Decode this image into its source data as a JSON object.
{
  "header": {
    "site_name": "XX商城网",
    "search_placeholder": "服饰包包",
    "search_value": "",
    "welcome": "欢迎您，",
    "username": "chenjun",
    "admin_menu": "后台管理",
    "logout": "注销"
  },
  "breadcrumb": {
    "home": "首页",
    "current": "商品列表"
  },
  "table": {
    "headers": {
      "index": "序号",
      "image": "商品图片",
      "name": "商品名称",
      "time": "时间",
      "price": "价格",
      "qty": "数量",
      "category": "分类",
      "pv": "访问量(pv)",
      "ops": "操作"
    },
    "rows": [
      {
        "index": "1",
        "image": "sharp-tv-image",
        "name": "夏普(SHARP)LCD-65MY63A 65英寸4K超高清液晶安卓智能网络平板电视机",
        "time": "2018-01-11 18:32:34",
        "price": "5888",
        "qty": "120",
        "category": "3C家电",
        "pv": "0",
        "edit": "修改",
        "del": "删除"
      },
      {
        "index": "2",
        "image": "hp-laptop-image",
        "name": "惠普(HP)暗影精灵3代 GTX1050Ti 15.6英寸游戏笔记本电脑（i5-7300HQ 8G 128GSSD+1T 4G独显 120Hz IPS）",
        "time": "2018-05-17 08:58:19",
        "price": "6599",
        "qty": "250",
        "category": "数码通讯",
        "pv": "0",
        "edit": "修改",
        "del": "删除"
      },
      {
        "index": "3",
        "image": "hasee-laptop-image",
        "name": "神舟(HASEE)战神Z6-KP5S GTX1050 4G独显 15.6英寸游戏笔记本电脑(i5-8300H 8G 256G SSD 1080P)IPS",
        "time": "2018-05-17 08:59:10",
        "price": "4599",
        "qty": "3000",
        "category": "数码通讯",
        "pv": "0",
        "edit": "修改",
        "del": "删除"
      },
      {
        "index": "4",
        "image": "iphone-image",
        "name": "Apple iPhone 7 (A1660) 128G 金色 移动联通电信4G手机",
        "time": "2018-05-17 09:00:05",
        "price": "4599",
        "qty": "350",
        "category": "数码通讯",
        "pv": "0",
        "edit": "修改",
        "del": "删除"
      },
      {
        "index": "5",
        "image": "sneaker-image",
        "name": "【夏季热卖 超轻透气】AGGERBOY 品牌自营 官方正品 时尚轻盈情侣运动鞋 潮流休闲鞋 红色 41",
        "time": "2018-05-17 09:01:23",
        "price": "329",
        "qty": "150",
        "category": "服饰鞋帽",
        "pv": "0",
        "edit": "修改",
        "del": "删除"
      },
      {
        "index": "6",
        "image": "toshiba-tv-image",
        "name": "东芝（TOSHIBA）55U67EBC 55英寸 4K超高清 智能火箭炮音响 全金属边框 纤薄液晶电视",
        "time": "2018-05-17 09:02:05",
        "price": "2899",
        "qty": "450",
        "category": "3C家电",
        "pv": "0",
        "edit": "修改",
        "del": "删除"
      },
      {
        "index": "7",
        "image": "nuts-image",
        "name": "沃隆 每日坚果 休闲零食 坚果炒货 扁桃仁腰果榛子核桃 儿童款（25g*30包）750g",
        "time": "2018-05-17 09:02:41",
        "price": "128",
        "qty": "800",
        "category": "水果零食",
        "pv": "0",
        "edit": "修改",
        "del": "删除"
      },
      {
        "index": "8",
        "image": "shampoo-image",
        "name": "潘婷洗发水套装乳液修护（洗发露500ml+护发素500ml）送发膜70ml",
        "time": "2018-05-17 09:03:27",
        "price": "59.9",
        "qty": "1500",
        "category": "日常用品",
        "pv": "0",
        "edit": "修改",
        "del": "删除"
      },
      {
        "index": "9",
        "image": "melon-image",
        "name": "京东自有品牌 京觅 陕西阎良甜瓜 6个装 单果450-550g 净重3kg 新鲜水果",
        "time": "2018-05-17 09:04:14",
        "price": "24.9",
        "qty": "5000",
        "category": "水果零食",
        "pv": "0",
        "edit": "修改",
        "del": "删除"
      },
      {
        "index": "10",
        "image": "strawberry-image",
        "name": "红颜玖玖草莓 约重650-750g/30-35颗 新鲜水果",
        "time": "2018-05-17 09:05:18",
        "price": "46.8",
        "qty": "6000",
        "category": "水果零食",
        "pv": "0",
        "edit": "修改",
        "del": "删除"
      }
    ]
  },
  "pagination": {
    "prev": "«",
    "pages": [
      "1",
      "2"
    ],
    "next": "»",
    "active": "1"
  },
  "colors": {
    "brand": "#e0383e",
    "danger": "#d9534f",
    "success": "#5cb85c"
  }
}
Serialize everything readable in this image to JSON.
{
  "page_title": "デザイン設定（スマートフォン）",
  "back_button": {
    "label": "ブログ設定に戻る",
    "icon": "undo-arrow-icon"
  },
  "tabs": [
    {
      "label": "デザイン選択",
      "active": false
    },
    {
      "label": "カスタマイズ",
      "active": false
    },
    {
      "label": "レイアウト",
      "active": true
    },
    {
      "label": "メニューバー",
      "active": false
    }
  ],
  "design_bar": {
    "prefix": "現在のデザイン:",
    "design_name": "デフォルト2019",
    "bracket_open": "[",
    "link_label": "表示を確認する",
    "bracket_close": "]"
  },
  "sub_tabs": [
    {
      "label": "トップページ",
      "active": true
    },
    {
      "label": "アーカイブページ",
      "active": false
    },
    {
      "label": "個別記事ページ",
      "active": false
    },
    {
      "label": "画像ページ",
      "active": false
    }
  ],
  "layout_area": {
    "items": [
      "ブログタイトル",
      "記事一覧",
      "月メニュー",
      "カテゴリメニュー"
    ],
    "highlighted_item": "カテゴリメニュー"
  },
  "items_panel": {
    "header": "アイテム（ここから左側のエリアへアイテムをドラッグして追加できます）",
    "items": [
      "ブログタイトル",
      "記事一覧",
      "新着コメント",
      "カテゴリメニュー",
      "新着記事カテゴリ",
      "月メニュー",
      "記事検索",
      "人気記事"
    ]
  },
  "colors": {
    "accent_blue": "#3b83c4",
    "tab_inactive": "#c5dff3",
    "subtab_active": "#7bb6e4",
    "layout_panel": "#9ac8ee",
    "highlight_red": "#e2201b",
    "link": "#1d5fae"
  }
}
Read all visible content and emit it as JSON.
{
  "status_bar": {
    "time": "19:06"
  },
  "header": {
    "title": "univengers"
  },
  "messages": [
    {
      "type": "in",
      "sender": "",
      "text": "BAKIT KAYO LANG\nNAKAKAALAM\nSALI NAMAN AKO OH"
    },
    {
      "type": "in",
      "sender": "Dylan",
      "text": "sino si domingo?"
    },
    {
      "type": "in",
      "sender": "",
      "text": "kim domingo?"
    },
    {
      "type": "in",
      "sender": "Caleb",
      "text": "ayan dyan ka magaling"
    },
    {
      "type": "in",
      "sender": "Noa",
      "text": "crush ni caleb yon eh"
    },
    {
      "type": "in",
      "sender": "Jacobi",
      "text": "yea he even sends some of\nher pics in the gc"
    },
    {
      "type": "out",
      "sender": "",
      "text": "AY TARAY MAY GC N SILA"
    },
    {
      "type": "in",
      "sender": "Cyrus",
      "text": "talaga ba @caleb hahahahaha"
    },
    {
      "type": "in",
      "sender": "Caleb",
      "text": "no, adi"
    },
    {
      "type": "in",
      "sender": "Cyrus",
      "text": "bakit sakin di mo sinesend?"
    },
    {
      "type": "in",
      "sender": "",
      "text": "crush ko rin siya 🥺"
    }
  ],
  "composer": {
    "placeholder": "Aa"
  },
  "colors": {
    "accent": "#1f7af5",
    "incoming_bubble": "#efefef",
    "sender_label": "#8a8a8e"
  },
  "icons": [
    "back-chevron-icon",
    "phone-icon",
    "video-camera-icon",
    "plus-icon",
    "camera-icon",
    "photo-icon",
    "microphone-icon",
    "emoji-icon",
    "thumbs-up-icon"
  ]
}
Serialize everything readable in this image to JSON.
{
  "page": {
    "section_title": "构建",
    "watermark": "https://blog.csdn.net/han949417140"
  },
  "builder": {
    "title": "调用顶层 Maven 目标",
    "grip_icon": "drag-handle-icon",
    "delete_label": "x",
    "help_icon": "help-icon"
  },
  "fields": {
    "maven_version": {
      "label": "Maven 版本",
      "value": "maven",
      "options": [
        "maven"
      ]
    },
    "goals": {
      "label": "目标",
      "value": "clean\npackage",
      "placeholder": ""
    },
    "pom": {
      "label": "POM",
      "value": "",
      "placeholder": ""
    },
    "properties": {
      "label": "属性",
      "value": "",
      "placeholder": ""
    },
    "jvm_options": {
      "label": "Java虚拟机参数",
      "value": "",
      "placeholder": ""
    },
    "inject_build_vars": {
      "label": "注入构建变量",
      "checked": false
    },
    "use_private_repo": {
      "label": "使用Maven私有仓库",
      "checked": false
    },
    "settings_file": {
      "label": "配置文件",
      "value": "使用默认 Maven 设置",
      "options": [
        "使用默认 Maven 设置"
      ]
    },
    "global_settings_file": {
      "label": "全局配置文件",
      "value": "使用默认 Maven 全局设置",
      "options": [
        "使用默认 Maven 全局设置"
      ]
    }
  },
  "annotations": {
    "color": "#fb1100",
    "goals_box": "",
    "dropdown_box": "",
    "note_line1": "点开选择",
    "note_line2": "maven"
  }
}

◆ PROBLEM REQUIREMENTS ◆
Only the number should be given: how many lines of the data contain the word "index"?

◆ FINISHED EXERCISE ◆
11